=== DATASET EXCERPTS ===
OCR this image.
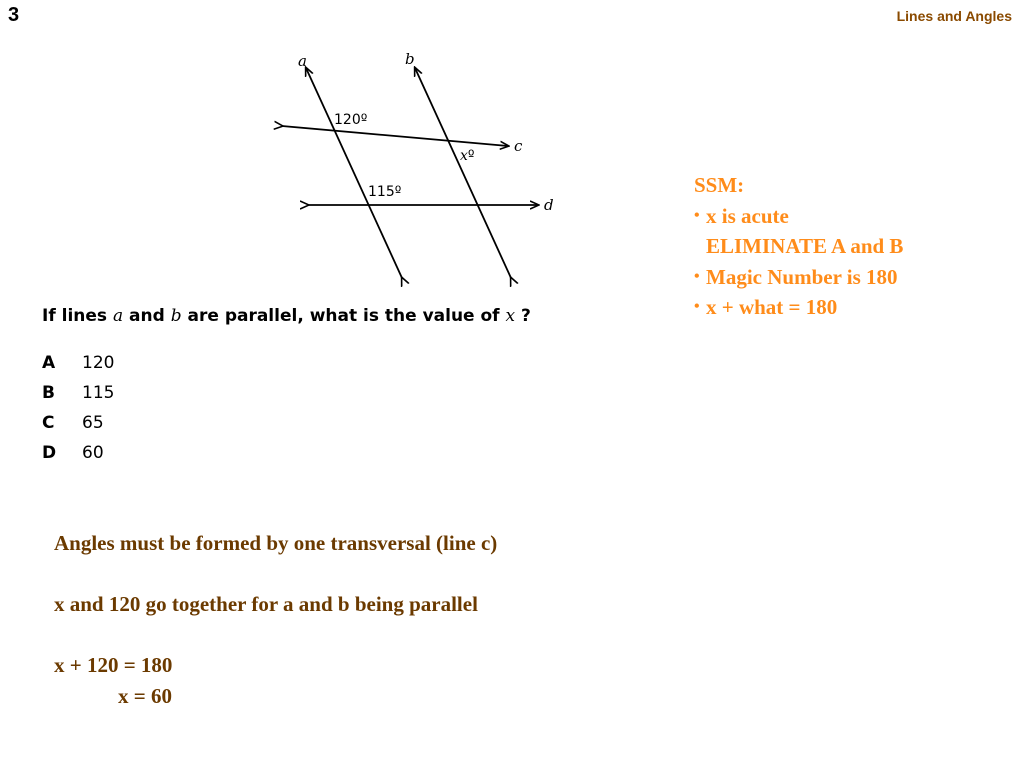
3	Lines and Angles
a	b
c
d
120º
xº
115º
If lines a and b are parallel, what is the value of x ?
A	120
B	115
C	65
D	60
SSM:
• x is acute
ELIMINATE A and B
• Magic Number is 180
• x + what = 180
Angles must be formed by one transversal (line c)
x and 120 go together for a and b being parallel
x + 120 = 180
x = 60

=== PROBLEM TO WORK ON ===
Count how many lines above contain the word "what". Reply with the number alone.

=== THE COMPLETED TASK ===
2